▶ Work to do:
Check the listing below line by line and report how many lines hold "icon", with no other words.

▶ Dataset records:

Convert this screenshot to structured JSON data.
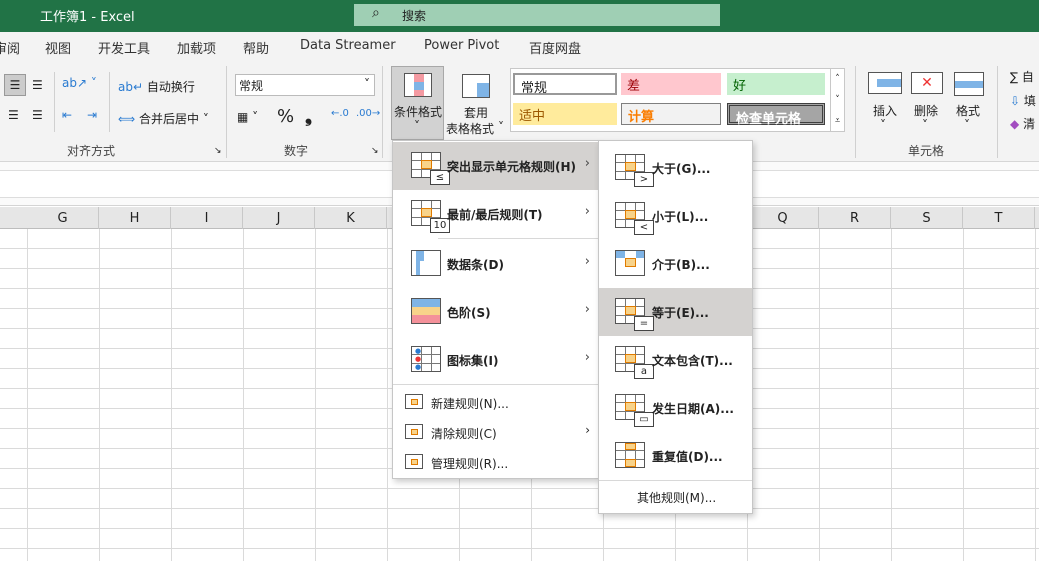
{
  "window": {
    "title": "工作簿1  -  Excel",
    "search_placeholder": "搜索"
  },
  "tabs": [
    "审阅",
    "视图",
    "开发工具",
    "加载项",
    "帮助",
    "Data Streamer",
    "Power Pivot",
    "百度网盘"
  ],
  "ribbon": {
    "alignment": {
      "wrap": "自动换行",
      "merge": "合并后居中",
      "label": "对齐方式"
    },
    "number": {
      "format": "常规",
      "percent": "%",
      "comma": "❟",
      "label": "数字"
    },
    "styles": {
      "cond_format": "条件格式",
      "table_format": [
        "套用",
        "表格格式"
      ],
      "cells": [
        {
          "text": "常规",
          "bg": "#ffffff",
          "fg": "#000000"
        },
        {
          "text": "差",
          "bg": "#ffc7ce",
          "fg": "#9c0006"
        },
        {
          "text": "好",
          "bg": "#c6efce",
          "fg": "#006100"
        },
        {
          "text": "适中",
          "bg": "#ffeb9c",
          "fg": "#9c5700"
        },
        {
          "text": "计算",
          "bg": "#f2f2f2",
          "fg": "#fa7d00"
        },
        {
          "text": "检查单元格",
          "bg": "#a5a5a5",
          "fg": "#ffffff"
        }
      ]
    },
    "cells": {
      "insert": "插入",
      "delete": "删除",
      "format": "格式",
      "label": "单元格"
    },
    "editing": {
      "sum": "自",
      "fill": "填",
      "clear": "清"
    }
  },
  "columns": [
    "G",
    "H",
    "I",
    "J",
    "K",
    "L",
    "M",
    "N",
    "O",
    "P",
    "Q",
    "R",
    "S",
    "T"
  ],
  "menu": {
    "items": [
      {
        "label": "突出显示单元格规则(H)",
        "icon": "highlight-rules-icon",
        "ov": "≤"
      },
      {
        "label": "最前/最后规则(T)",
        "icon": "top-bottom-icon",
        "ov": "10"
      },
      {
        "label": "数据条(D)",
        "icon": "data-bars-icon"
      },
      {
        "label": "色阶(S)",
        "icon": "color-scales-icon"
      },
      {
        "label": "图标集(I)",
        "icon": "icon-sets-icon"
      }
    ],
    "small": [
      {
        "label": "新建规则(N)..."
      },
      {
        "label": "清除规则(C)"
      },
      {
        "label": "管理规则(R)..."
      }
    ]
  },
  "submenu": {
    "items": [
      {
        "label": "大于(G)...",
        "ov": ">"
      },
      {
        "label": "小于(L)...",
        "ov": "<"
      },
      {
        "label": "介于(B)...",
        "ov": ""
      },
      {
        "label": "等于(E)...",
        "ov": "="
      },
      {
        "label": "文本包含(T)...",
        "ov": "a"
      },
      {
        "label": "发生日期(A)...",
        "ov": "▭"
      },
      {
        "label": "重复值(D)...",
        "ov": ""
      }
    ],
    "more": "其他规则(M)..."
  }
}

▶ The solution:
5